[Start of SUPPLIED MATERIAL]

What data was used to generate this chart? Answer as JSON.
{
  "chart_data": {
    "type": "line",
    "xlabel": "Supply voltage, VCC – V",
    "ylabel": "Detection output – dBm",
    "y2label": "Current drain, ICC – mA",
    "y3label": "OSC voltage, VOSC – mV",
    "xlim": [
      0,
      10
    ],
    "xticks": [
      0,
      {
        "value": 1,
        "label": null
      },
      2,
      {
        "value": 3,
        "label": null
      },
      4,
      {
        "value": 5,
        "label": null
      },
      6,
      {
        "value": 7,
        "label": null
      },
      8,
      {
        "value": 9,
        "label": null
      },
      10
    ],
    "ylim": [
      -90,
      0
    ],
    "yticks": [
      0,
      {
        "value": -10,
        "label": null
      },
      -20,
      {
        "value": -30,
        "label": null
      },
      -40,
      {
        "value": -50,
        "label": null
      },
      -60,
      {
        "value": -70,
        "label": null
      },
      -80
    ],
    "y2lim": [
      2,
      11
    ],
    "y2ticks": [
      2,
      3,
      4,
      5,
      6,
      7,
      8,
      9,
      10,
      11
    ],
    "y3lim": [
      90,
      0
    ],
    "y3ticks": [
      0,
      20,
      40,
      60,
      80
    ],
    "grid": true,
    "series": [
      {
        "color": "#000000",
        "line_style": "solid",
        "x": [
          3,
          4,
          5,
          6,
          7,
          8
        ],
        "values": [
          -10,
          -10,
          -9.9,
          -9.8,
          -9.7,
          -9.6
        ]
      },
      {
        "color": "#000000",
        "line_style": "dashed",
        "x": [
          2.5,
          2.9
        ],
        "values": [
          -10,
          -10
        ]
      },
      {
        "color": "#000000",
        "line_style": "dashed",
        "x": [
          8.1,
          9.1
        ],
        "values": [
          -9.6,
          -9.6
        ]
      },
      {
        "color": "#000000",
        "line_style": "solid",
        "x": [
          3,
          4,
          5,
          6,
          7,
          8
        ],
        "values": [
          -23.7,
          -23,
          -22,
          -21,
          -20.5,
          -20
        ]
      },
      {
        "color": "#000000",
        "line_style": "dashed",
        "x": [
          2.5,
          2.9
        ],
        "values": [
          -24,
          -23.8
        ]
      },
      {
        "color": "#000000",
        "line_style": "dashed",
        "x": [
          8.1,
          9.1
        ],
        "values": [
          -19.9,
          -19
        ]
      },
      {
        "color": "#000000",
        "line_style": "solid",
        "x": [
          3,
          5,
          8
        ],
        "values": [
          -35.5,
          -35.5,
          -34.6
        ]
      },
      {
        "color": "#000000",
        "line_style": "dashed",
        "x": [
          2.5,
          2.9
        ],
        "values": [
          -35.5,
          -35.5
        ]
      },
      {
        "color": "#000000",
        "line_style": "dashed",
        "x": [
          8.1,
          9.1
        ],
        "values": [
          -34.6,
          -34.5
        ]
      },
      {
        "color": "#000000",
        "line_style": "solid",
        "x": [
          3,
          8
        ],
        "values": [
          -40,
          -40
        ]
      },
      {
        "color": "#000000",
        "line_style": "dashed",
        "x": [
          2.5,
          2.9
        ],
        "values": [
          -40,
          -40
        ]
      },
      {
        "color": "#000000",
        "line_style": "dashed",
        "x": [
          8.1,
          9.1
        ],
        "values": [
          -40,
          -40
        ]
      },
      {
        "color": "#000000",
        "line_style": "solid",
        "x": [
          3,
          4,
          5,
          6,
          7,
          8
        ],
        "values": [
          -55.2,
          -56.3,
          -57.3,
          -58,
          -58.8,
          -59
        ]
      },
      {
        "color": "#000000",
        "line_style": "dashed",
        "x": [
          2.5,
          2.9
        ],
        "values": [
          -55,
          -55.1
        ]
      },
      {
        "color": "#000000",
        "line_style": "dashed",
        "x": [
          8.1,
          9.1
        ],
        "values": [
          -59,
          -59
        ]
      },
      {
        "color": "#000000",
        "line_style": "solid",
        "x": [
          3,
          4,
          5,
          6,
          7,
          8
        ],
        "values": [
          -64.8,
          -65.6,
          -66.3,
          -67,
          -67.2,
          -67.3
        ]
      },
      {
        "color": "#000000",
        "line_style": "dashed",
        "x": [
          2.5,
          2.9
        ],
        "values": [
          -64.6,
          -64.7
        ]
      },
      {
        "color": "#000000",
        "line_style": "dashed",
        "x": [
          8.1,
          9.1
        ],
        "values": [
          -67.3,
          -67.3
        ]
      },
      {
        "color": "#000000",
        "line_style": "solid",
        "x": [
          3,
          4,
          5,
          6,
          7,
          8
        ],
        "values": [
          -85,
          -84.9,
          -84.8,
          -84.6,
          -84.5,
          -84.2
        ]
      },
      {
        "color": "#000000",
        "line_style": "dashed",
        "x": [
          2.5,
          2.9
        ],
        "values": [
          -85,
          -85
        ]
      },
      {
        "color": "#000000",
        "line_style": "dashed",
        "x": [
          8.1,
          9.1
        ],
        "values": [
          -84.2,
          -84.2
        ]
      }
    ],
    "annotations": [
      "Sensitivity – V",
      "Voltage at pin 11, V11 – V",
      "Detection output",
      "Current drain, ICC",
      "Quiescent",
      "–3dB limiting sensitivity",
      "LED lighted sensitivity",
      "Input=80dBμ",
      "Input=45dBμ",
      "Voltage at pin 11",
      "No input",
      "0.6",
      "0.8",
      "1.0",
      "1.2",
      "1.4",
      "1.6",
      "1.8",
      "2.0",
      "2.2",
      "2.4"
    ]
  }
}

[End of SUPPLIED MATERIAL]

TASK: Say, as a number only, how many lines of the data contain "Detection".

RESULT OF THIS TASK: 2